(Entries from a dataset)
--------
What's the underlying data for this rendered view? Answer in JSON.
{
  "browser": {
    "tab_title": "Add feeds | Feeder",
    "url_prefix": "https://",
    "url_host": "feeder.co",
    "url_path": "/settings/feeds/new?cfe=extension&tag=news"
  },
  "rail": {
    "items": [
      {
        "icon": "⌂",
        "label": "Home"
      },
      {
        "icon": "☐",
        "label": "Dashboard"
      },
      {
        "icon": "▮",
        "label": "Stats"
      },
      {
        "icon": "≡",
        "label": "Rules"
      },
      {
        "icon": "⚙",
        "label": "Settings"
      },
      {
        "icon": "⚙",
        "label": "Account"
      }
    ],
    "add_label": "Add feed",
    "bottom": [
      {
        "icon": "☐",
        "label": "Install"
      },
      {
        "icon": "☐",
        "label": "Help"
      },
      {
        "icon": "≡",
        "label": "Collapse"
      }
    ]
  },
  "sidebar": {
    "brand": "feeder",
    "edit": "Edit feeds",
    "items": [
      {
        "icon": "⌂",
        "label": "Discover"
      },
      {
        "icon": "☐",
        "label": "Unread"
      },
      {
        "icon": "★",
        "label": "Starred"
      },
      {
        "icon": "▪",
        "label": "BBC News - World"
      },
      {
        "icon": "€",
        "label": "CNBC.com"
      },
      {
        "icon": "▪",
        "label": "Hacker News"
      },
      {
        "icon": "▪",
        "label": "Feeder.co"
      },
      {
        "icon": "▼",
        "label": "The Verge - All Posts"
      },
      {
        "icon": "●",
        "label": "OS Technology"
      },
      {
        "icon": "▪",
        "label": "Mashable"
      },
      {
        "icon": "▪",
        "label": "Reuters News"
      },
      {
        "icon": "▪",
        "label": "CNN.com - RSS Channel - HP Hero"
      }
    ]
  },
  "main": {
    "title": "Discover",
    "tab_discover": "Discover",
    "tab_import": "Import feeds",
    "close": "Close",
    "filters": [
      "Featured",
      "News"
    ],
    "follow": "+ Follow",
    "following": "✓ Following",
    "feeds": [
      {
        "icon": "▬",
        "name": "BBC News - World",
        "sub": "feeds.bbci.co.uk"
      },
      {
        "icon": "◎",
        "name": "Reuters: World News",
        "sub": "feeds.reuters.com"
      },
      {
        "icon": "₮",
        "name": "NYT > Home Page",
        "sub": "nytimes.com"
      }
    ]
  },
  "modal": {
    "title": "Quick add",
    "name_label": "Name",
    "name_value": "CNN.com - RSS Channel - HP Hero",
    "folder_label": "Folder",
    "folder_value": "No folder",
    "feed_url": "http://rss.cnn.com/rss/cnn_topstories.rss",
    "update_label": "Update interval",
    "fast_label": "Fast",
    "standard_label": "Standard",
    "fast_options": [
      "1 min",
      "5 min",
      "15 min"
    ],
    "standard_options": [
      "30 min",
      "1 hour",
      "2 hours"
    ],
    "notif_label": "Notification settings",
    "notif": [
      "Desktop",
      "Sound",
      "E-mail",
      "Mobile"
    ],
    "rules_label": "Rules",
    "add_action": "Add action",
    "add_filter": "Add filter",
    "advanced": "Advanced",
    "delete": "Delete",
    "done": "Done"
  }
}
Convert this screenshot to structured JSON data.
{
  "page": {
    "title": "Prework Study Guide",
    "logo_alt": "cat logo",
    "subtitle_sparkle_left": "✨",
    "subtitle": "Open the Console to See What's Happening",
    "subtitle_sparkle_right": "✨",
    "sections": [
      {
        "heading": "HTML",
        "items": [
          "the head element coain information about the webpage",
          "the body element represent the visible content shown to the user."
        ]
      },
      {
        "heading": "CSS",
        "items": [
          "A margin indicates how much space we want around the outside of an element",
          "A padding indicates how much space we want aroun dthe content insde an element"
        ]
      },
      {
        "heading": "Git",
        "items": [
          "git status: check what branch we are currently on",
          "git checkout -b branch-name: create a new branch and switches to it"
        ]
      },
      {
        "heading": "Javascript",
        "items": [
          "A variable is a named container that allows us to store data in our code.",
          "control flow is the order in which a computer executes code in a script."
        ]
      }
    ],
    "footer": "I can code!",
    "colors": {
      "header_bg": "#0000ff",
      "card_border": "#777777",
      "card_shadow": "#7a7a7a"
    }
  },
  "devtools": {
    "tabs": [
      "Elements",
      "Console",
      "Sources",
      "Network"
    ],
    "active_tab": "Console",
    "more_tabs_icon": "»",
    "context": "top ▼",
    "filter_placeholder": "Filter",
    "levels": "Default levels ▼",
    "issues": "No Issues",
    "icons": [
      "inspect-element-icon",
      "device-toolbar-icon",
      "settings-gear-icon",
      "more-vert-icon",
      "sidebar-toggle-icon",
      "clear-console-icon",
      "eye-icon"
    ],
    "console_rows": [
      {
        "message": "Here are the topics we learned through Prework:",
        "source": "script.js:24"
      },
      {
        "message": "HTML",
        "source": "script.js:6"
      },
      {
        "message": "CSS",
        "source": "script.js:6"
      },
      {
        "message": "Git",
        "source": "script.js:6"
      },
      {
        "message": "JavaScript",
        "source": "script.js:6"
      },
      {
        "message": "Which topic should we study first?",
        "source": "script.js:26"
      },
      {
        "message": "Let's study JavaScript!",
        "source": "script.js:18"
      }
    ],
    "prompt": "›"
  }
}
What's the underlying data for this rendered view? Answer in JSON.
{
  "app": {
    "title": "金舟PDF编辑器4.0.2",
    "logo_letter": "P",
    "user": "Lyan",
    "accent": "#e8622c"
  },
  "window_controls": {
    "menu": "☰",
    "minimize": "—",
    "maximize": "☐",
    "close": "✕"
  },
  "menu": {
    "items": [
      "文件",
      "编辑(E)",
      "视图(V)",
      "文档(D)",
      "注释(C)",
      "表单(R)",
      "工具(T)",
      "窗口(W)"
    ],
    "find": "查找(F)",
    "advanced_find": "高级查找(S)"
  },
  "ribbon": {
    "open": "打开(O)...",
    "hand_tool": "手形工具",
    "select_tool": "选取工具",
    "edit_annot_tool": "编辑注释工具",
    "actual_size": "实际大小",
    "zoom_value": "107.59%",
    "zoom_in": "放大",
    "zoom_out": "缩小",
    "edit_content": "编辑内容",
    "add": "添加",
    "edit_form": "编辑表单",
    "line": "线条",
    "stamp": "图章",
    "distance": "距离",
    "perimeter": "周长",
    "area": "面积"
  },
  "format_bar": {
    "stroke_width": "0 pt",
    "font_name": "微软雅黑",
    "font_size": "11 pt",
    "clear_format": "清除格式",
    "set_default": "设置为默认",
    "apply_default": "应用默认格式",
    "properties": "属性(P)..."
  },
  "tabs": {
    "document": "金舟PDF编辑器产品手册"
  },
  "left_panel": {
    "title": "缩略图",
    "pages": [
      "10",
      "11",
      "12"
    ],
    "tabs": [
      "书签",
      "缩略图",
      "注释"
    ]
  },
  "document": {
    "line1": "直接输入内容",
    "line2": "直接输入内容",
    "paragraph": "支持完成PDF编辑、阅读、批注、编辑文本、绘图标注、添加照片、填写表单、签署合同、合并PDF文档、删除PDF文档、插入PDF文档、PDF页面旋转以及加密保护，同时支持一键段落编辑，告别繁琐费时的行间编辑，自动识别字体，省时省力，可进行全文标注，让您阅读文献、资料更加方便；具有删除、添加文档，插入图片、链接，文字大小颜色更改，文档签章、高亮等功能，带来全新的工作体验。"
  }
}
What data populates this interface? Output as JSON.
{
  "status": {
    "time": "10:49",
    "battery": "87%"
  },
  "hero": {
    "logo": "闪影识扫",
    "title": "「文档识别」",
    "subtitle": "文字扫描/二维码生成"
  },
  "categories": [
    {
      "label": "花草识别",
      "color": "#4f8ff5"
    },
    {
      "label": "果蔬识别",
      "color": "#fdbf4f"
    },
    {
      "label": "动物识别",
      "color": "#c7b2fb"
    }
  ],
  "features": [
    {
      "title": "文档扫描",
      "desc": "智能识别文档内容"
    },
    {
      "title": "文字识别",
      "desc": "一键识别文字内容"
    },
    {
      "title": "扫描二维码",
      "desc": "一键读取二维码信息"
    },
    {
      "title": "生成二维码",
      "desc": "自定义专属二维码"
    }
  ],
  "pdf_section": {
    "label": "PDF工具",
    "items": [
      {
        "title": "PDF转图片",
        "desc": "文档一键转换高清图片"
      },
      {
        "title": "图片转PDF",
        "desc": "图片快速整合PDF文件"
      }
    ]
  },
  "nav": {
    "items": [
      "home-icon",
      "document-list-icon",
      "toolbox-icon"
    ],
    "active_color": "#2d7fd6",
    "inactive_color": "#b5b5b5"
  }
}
--------
SET TASK
Select all lines in the listing above where the word "branch" appears, and show them.

REPLY TO THE EXERCISE
          "git status: check what branch we are currently on",
          "git checkout -b branch-name: create a new branch and switches to it"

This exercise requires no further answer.